* Start *

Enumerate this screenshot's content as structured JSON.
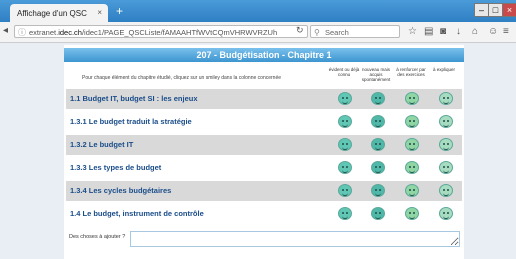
{
  "browser": {
    "tab_title": "Affichage d'un QSC",
    "tab_close": "×",
    "new_tab": "+",
    "url_prefix": "extranet.",
    "url_host": "idec.ch",
    "url_path": "/idec1/PAGE_QSCListe/fAMAAHTfWVtCQmVHRWVRZUh",
    "search_placeholder": "Search",
    "window_min": "–",
    "window_max": "□",
    "window_close": "×"
  },
  "page": {
    "title": "207 - Budgétisation - Chapitre 1",
    "instruction": "Pour chaque élément du chapitre étudié, cliquez sur un smiley dans la colonne concernée",
    "columns": [
      "évident ou déjà connu",
      "nouveau mais acquis spontanément",
      "à renforcer par des exercices",
      "à expliquer"
    ],
    "rows": [
      "1.1 Budget IT, budget SI : les enjeux",
      "1.3.1 Le budget traduit la stratégie",
      "1.3.2 Le budget IT",
      "1.3.3 Les types de budget",
      "1.3.4 Les cycles budgétaires",
      "1.4 Le budget, instrument de contrôle"
    ],
    "comment_label": "Des choses à ajouter ?"
  },
  "colors": {
    "smiley_1": "#5fc7b4",
    "smiley_2": "#4fb8a8",
    "smiley_3": "#8fd6a4",
    "smiley_4": "#a7dcc0"
  }
}
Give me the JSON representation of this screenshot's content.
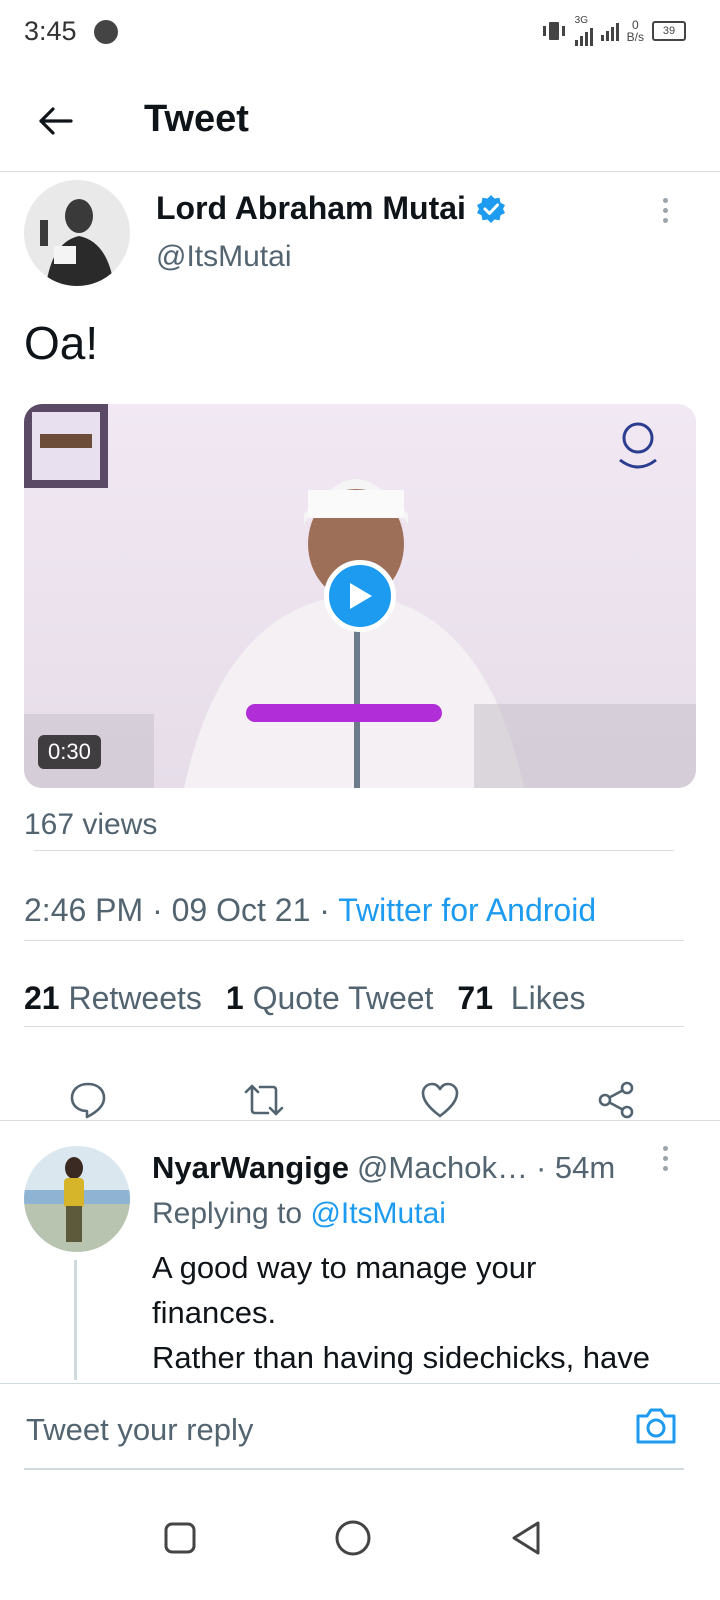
{
  "status_bar": {
    "time": "3:45",
    "network": "3G",
    "speed_top": "0",
    "speed_bottom": "B/s",
    "battery": "39"
  },
  "header": {
    "title": "Tweet"
  },
  "tweet": {
    "author_name": "Lord Abraham Mutai",
    "author_handle": "@ItsMutai",
    "verified": true,
    "text": "Oa!",
    "video_duration": "0:30",
    "views": "167 views",
    "time": "2:46 PM",
    "date": "09 Oct 21",
    "source": "Twitter for Android",
    "retweets_count": "21",
    "retweets_label": "Retweets",
    "quotes_count": "1",
    "quotes_label": "Quote Tweet",
    "likes_count": "71",
    "likes_label": "Likes"
  },
  "reply": {
    "name": "NyarWangige",
    "handle": "@Machok…",
    "time": "· 54m",
    "replying_prefix": "Replying to",
    "replying_to": "@ItsMutai",
    "line1": "A good way to manage your",
    "line2": "finances.",
    "line3": "Rather than having sidechicks, have"
  },
  "composer": {
    "placeholder": "Tweet your reply"
  },
  "colors": {
    "accent": "#1d9bf0",
    "text": "#0f1419",
    "muted": "#536471"
  }
}
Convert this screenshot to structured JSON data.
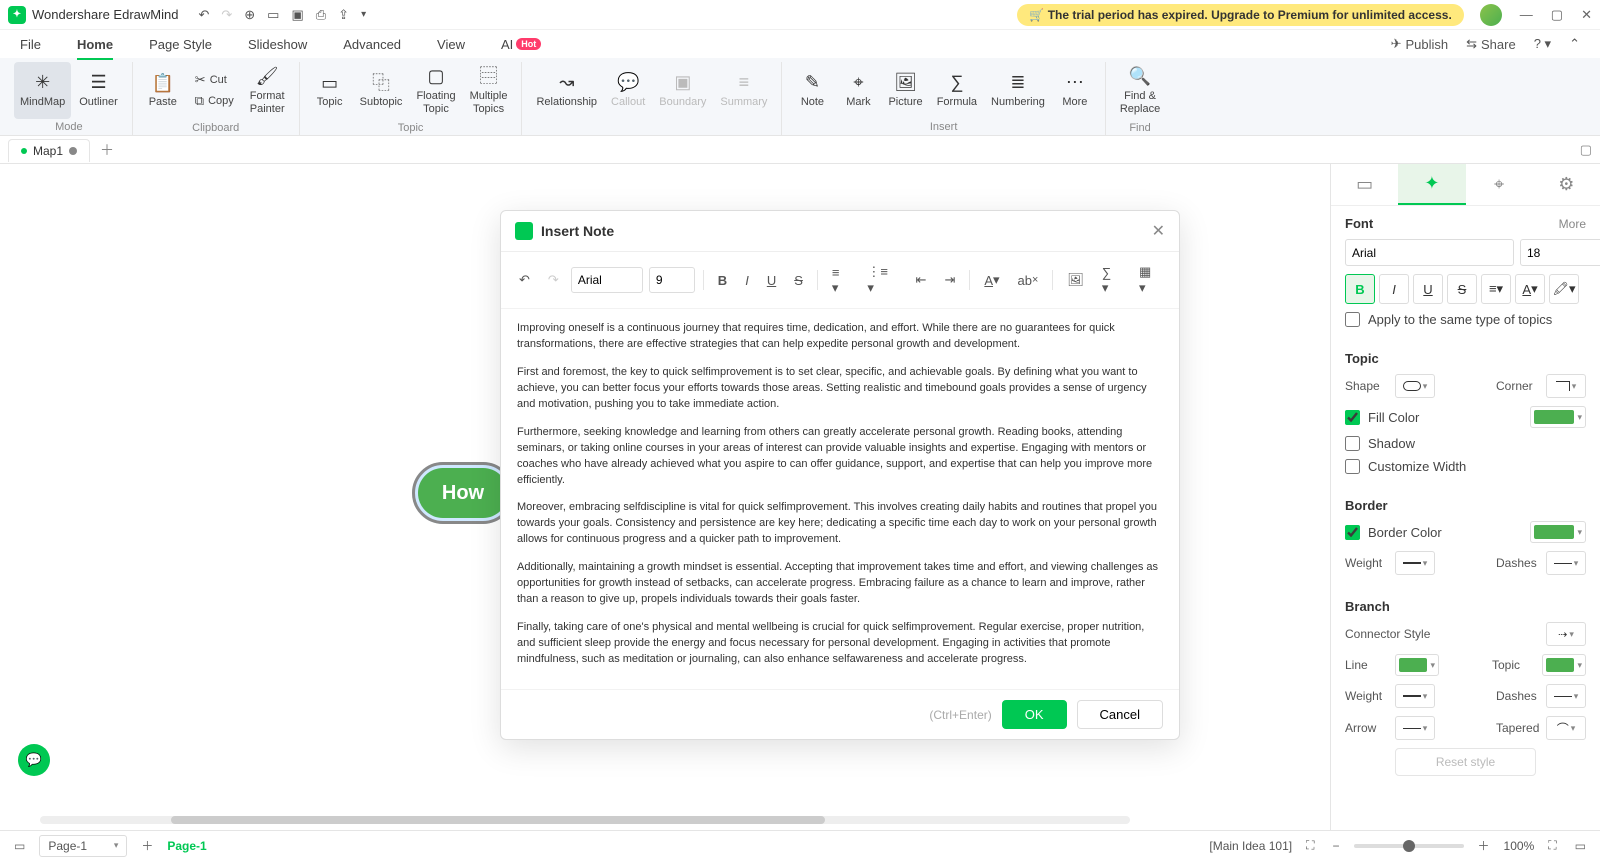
{
  "titlebar": {
    "app_name": "Wondershare EdrawMind",
    "trial_banner": "The trial period has expired. Upgrade to Premium for unlimited access."
  },
  "menutabs": {
    "file": "File",
    "home": "Home",
    "page_style": "Page Style",
    "slideshow": "Slideshow",
    "advanced": "Advanced",
    "view": "View",
    "ai": "AI",
    "hot": "Hot",
    "publish": "Publish",
    "share": "Share"
  },
  "ribbon": {
    "mode_label": "Mode",
    "mindmap": "MindMap",
    "outliner": "Outliner",
    "clipboard_label": "Clipboard",
    "paste": "Paste",
    "cut": "Cut",
    "copy": "Copy",
    "format_painter": "Format\nPainter",
    "topic_label": "Topic",
    "topic": "Topic",
    "subtopic": "Subtopic",
    "floating_topic": "Floating\nTopic",
    "multiple_topics": "Multiple\nTopics",
    "relationship": "Relationship",
    "callout": "Callout",
    "boundary": "Boundary",
    "summary": "Summary",
    "insert_label": "Insert",
    "note": "Note",
    "mark": "Mark",
    "picture": "Picture",
    "formula": "Formula",
    "numbering": "Numbering",
    "more": "More",
    "find_label": "Find",
    "find_replace": "Find &\nReplace"
  },
  "doctabs": {
    "map1": "Map1"
  },
  "canvas": {
    "central_text": "How"
  },
  "modal": {
    "title": "Insert Note",
    "font": "Arial",
    "size": "9",
    "hint": "(Ctrl+Enter)",
    "ok": "OK",
    "cancel": "Cancel",
    "paragraphs": [
      "Improving oneself is a continuous journey that requires time, dedication, and effort. While there are no guarantees for quick transformations, there are effective strategies that can help expedite personal growth and development.",
      "First and foremost, the key to quick selfimprovement is to set clear, specific, and achievable goals. By defining what you want to achieve, you can better focus your efforts towards those areas. Setting realistic and timebound goals provides a sense of urgency and motivation, pushing you to take immediate action.",
      "Furthermore, seeking knowledge and learning from others can greatly accelerate personal growth. Reading books, attending seminars, or taking online courses in your areas of interest can provide valuable insights and expertise. Engaging with mentors or coaches who have already achieved what you aspire to can offer guidance, support, and expertise that can help you improve more efficiently.",
      "Moreover, embracing selfdiscipline is vital for quick selfimprovement. This involves creating daily habits and routines that propel you towards your goals. Consistency and persistence are key here; dedicating a specific time each day to work on your personal growth allows for continuous progress and a quicker path to improvement.",
      "Additionally, maintaining a growth mindset is essential. Accepting that improvement takes time and effort, and viewing challenges as opportunities for growth instead of setbacks, can accelerate progress. Embracing failure as a chance to learn and improve, rather than a reason to give up, propels individuals towards their goals faster.",
      "Finally, taking care of one's physical and mental wellbeing is crucial for quick selfimprovement. Regular exercise, proper nutrition, and sufficient sleep provide the energy and focus necessary for personal development. Engaging in activities that promote mindfulness, such as meditation or journaling, can also enhance selfawareness and accelerate progress."
    ]
  },
  "rightpanel": {
    "font_title": "Font",
    "more": "More",
    "font_family": "Arial",
    "font_size": "18",
    "apply_same": "Apply to the same type of topics",
    "topic_title": "Topic",
    "shape_label": "Shape",
    "corner_label": "Corner",
    "fill_color": "Fill Color",
    "shadow": "Shadow",
    "customize_width": "Customize Width",
    "border_title": "Border",
    "border_color": "Border Color",
    "weight_label": "Weight",
    "dashes_label": "Dashes",
    "branch_title": "Branch",
    "connector_style": "Connector Style",
    "line_label": "Line",
    "topic_color_label": "Topic",
    "arrow_label": "Arrow",
    "tapered_label": "Tapered",
    "reset_style": "Reset style"
  },
  "statusbar": {
    "page_selector": "Page-1",
    "page_active": "Page-1",
    "status_text": "[Main Idea 101]",
    "zoom": "100%"
  },
  "colors": {
    "accent": "#00c853",
    "fill": "#4caf50",
    "border": "#4caf50"
  }
}
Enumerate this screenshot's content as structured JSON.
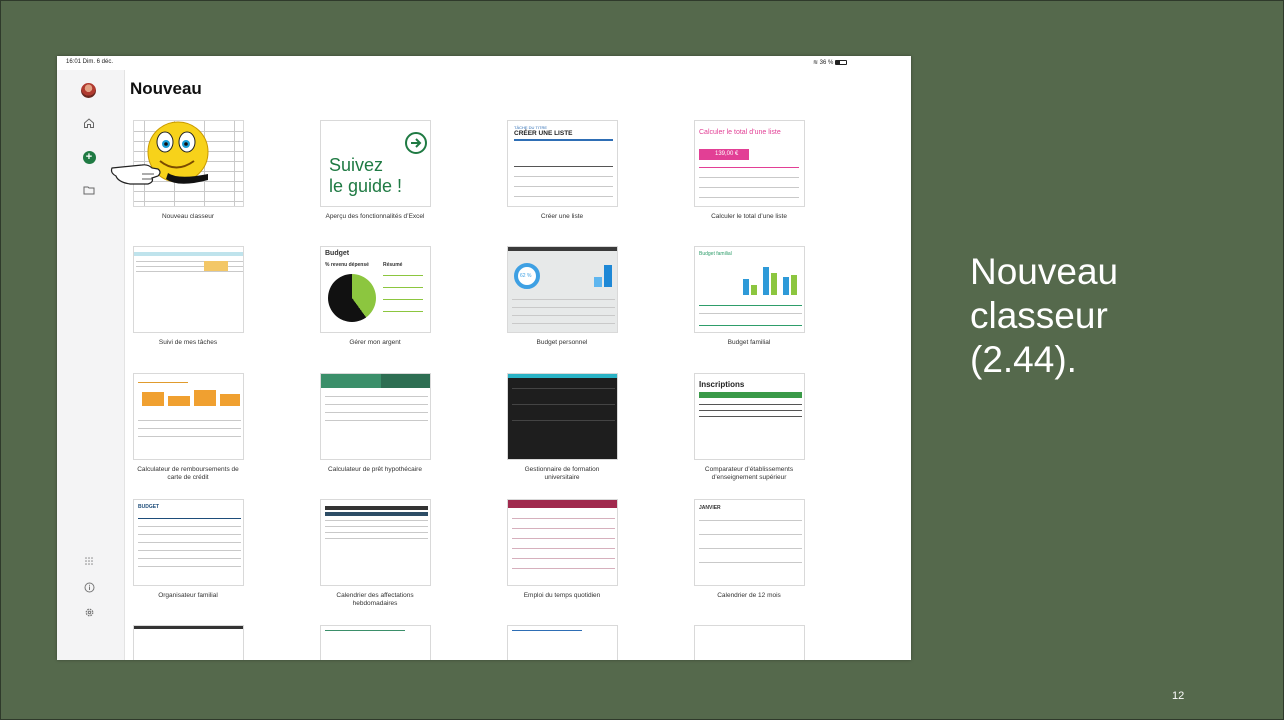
{
  "slide": {
    "caption_lines": [
      "Nouveau",
      "classeur",
      "(2.44)."
    ],
    "page_number": "12"
  },
  "status": {
    "time": "16:01  Dim. 6 déc.",
    "wifi_battery": "36 %",
    "battery_level": 0.36
  },
  "header": {
    "title": "Nouveau"
  },
  "sidebar": {
    "icons": [
      "avatar",
      "home-icon",
      "new-icon",
      "folder-icon",
      "apps-icon",
      "info-icon",
      "settings-icon"
    ]
  },
  "templates": [
    {
      "label": "Nouveau classeur"
    },
    {
      "label": "Aperçu des fonctionnalités d’Excel",
      "thumb_text": [
        "Suivez",
        "le guide !"
      ]
    },
    {
      "label": "Créer une liste",
      "thumb_small": "TÂCHE DU TITRE",
      "thumb_title": "CRÉER UNE LISTE"
    },
    {
      "label": "Calculer le total d’une liste",
      "thumb_title": "Calculer le total d’une liste",
      "thumb_value": "139,00 €"
    },
    {
      "label": "Suivi de mes tâches"
    },
    {
      "label": "Gérer mon argent",
      "thumb_title": "Budget",
      "thumb_sub1": "% revenu dépensé",
      "thumb_sub2": "Résumé"
    },
    {
      "label": "Budget personnel",
      "thumb_value": "62 %"
    },
    {
      "label": "Budget familial",
      "thumb_title": "Budget familial"
    },
    {
      "label_lines": [
        "Calculateur de remboursements de",
        "carte de crédit"
      ]
    },
    {
      "label": "Calculateur de prêt hypothécaire"
    },
    {
      "label_lines": [
        "Gestionnaire de formation",
        "universitaire"
      ]
    },
    {
      "label_lines": [
        "Comparateur d’établissements",
        "d’enseignement supérieur"
      ],
      "thumb_title": "Inscriptions"
    },
    {
      "label": "Organisateur familial",
      "thumb_title": "BUDGET"
    },
    {
      "label_lines": [
        "Calendrier des affectations",
        "hebdomadaires"
      ]
    },
    {
      "label": "Emploi du temps quotidien"
    },
    {
      "label": "Calendrier de 12 mois",
      "thumb_title": "JANVIER"
    }
  ],
  "colors": {
    "slide_bg": "#55694c",
    "excel_green": "#1f7a43",
    "accent_pink": "#e23f95"
  }
}
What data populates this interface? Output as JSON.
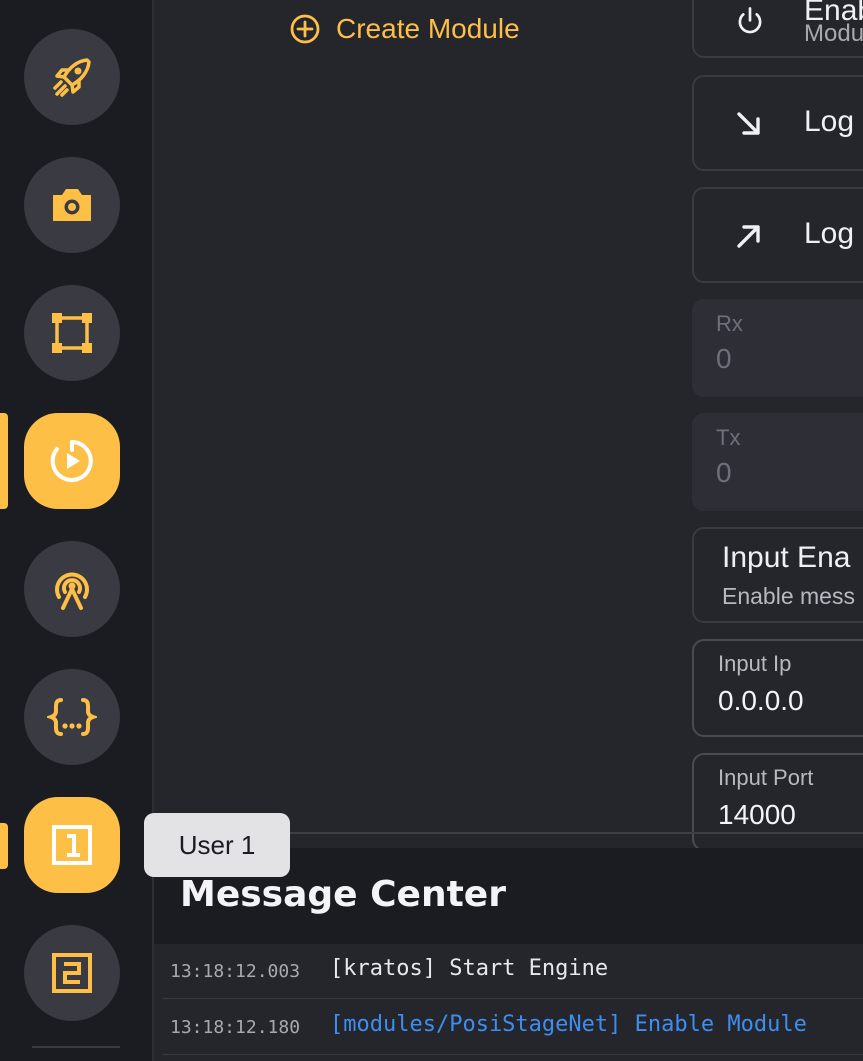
{
  "sidebar": {
    "items": [
      {
        "icon": "rocket-icon",
        "active": false
      },
      {
        "icon": "camera-icon",
        "active": false
      },
      {
        "icon": "frame-icon",
        "active": false
      },
      {
        "icon": "timer-play-icon",
        "active": true
      },
      {
        "icon": "broadcast-icon",
        "active": false
      },
      {
        "icon": "braces-icon",
        "active": false
      },
      {
        "icon": "user-1-icon",
        "active": true,
        "tooltip": "User 1"
      },
      {
        "icon": "user-2-icon",
        "active": false
      }
    ]
  },
  "main": {
    "create_module_label": "Create Module",
    "module_panel": {
      "enable_card": {
        "label": "Enab",
        "sub": "Modu"
      },
      "log_in_card": {
        "label": "Log"
      },
      "log_out_card": {
        "label": "Log"
      },
      "rx": {
        "label": "Rx",
        "value": "0"
      },
      "tx": {
        "label": "Tx",
        "value": "0"
      },
      "input_enable": {
        "title": "Input Ena",
        "sub": "Enable mess"
      },
      "input_ip": {
        "label": "Input Ip",
        "value": "0.0.0.0"
      },
      "input_port": {
        "label": "Input Port",
        "value": "14000"
      }
    }
  },
  "tooltip": {
    "text": "User 1"
  },
  "message_center": {
    "title": "Message Center",
    "messages": [
      {
        "timestamp": "13:18:12.003",
        "text": "[kratos] Start Engine",
        "color": "#e8e8ec"
      },
      {
        "timestamp": "13:18:12.180",
        "text": "[modules/PosiStageNet] Enable Module",
        "color": "#3d8ef0"
      }
    ]
  },
  "colors": {
    "accent": "#fdbf46",
    "background": "#25262c",
    "sidebar": "#1b1c21",
    "link": "#3d8ef0"
  }
}
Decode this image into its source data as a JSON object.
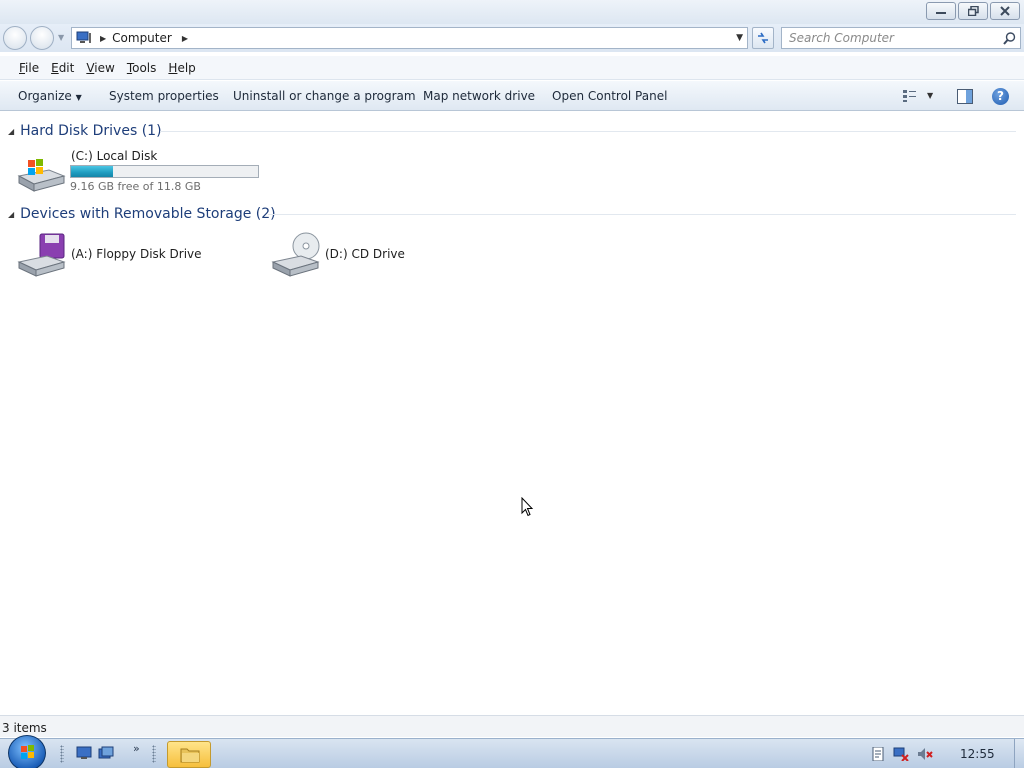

* End *

■ What is required
Find the word "true" in the material, then list each line that holds it.

■ Result for this task
    "verified": true,
        "active": true
        "active": true,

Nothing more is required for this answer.